(Records from a dataset)
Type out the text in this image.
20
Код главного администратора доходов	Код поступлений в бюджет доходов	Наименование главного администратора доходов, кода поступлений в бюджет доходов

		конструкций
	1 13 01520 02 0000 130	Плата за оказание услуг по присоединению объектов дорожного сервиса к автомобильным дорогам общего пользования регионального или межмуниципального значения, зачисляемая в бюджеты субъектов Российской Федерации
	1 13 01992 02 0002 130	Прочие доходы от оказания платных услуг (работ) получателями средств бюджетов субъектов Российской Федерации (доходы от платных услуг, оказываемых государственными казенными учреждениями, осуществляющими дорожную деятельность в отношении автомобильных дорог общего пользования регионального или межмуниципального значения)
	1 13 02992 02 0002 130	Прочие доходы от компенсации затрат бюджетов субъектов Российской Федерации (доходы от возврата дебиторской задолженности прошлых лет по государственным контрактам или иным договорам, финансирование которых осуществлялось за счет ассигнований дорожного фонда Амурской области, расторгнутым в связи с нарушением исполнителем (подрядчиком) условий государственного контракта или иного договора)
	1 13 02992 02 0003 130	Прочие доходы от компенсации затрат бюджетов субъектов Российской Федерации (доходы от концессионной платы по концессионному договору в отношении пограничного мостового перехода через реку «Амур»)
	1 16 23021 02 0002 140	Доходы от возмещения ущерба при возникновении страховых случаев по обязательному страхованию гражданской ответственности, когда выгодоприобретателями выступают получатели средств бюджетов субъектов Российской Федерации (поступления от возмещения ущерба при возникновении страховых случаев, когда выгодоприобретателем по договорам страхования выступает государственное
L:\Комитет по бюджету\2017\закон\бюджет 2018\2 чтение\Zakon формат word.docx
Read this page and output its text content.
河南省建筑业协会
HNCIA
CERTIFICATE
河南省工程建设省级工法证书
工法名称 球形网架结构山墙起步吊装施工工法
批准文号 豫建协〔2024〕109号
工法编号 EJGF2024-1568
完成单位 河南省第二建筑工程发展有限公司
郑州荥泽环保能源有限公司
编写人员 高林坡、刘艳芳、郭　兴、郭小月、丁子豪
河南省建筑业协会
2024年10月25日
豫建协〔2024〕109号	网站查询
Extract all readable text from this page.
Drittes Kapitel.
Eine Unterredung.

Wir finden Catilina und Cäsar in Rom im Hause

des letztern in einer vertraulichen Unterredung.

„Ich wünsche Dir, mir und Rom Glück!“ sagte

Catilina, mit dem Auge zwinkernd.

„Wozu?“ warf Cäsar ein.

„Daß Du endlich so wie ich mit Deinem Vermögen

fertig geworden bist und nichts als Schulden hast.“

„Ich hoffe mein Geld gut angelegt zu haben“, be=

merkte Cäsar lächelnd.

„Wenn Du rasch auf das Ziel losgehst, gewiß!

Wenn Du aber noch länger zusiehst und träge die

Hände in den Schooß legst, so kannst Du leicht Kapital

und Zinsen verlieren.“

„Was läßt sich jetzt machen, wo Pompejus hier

• Task objective: The listing above should be transcribed in full, exactly as written.

• Solution for this problem:
Type out the text in this image.
20
Код главного администратора доходов	Код поступлений в бюджет доходов	Наименование главного администратора доходов, кода поступлений в бюджет доходов

		конструкций
	1 13 01520 02 0000 130	Плата за оказание услуг по присоединению объектов дорожного сервиса к автомобильным дорогам общего пользования регионального или межмуниципального значения, зачисляемая в бюджеты субъектов Российской Федерации
	1 13 01992 02 0002 130	Прочие доходы от оказания платных услуг (работ) получателями средств бюджетов субъектов Российской Федерации (доходы от платных услуг, оказываемых государственными казенными учреждениями, осуществляющими дорожную деятельность в отношении автомобильных дорог общего пользования регионального или межмуниципального значения)
	1 13 02992 02 0002 130	Прочие доходы от компенсации затрат бюджетов субъектов Российской Федерации (доходы от возврата дебиторской задолженности прошлых лет по государственным контрактам или иным договорам, финансирование которых осуществлялось за счет ассигнований дорожного фонда Амурской области, расторгнутым в связи с нарушением исполнителем (подрядчиком) условий государственного контракта или иного договора)
	1 13 02992 02 0003 130	Прочие доходы от компенсации затрат бюджетов субъектов Российской Федерации (доходы от концессионной платы по концессионному договору в отношении пограничного мостового перехода через реку «Амур»)
	1 16 23021 02 0002 140	Доходы от возмещения ущерба при возникновении страховых случаев по обязательному страхованию гражданской ответственности, когда выгодоприобретателями выступают получатели средств бюджетов субъектов Российской Федерации (поступления от возмещения ущерба при возникновении страховых случаев, когда выгодоприобретателем по договорам страхования выступает государственное
L:\Комитет по бюджету\2017\закон\бюджет 2018\2 чтение\Zakon формат word.docx
Read this page and output its text content.
河南省建筑业协会
HNCIA
CERTIFICATE
河南省工程建设省级工法证书
工法名称 球形网架结构山墙起步吊装施工工法
批准文号 豫建协〔2024〕109号
工法编号 EJGF2024-1568
完成单位 河南省第二建筑工程发展有限公司
郑州荥泽环保能源有限公司
编写人员 高林坡、刘艳芳、郭　兴、郭小月、丁子豪
河南省建筑业协会
2024年10月25日
豫建协〔2024〕109号	网站查询
Extract all readable text from this page.
Drittes Kapitel.
Eine Unterredung.

Wir finden Catilina und Cäsar in Rom im Hause

des letztern in einer vertraulichen Unterredung.

„Ich wünsche Dir, mir und Rom Glück!“ sagte

Catilina, mit dem Auge zwinkernd.

„Wozu?“ warf Cäsar ein.

„Daß Du endlich so wie ich mit Deinem Vermögen

fertig geworden bist und nichts als Schulden hast.“

„Ich hoffe mein Geld gut angelegt zu haben“, be=

merkte Cäsar lächelnd.

„Wenn Du rasch auf das Ziel losgehst, gewiß!

Wenn Du aber noch länger zusiehst und träge die

Hände in den Schooß legst, so kannst Du leicht Kapital

und Zinsen verlieren.“

„Was läßt sich jetzt machen, wo Pompejus hier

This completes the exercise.